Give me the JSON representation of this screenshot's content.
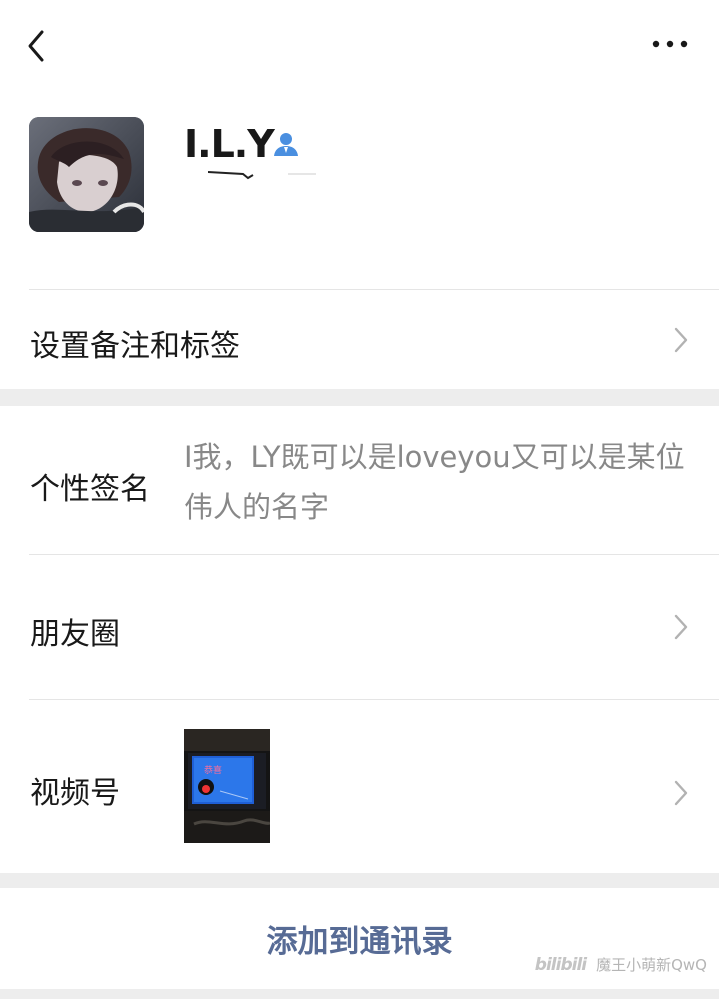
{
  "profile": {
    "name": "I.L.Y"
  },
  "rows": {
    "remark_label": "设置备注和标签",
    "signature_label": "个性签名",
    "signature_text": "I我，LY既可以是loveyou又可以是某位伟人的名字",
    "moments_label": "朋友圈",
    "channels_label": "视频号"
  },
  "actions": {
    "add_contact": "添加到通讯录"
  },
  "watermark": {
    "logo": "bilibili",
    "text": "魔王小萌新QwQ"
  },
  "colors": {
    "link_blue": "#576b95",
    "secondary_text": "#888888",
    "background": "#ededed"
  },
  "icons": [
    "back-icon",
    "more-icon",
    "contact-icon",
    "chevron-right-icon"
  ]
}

...

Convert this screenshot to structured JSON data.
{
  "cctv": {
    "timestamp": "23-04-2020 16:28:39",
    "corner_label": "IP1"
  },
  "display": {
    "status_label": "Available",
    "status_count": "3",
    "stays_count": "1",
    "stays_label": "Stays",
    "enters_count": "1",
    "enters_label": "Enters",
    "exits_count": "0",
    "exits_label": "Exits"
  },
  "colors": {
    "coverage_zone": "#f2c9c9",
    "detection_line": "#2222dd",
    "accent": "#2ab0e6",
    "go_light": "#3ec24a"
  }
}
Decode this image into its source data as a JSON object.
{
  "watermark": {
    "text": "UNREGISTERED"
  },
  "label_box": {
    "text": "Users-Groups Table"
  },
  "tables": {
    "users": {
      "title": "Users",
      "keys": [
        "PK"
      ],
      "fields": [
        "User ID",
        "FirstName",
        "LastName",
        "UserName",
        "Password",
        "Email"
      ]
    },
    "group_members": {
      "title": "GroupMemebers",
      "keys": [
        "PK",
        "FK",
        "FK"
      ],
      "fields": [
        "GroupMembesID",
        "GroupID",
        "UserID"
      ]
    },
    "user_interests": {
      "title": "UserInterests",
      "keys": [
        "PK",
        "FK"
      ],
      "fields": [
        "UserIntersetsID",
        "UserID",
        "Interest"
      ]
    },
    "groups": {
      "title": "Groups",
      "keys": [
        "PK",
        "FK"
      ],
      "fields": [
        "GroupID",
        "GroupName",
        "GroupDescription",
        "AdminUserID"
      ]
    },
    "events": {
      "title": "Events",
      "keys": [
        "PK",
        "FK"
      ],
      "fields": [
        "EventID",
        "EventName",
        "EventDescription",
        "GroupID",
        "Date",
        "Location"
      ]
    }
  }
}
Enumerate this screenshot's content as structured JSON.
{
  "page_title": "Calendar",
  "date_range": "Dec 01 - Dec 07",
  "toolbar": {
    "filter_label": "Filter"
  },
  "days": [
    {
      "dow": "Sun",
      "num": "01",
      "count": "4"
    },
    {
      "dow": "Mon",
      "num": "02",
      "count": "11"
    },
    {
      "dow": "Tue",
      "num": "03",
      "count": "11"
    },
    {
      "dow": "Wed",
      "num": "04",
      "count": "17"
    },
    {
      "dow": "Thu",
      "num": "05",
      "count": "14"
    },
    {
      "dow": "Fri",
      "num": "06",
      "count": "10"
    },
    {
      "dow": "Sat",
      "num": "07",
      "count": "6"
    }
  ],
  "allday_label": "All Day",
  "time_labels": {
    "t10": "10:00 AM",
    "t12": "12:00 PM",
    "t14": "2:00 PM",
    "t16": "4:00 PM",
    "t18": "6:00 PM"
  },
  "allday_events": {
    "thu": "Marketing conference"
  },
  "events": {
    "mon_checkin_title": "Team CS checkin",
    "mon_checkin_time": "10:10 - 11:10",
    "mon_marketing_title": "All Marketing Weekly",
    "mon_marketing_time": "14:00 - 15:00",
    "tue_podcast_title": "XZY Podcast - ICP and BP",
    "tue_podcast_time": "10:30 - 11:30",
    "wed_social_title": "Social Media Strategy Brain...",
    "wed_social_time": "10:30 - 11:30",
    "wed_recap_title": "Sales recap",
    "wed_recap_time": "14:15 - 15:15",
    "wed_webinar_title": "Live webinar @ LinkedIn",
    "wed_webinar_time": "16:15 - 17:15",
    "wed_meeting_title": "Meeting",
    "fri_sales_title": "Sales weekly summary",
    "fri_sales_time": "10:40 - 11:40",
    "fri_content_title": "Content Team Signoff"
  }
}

◆ **Requirement**: Select from the material above each line in which the string "this" appears, and list those lines.

◆ **Reply to the exercise**:
Give me the JSON representation of this screenshot's content.
Convert this screenshot to structured JSON data.
Decode this image into its source data as a JSON object.
Enumerate this screenshot's content as structured JSON.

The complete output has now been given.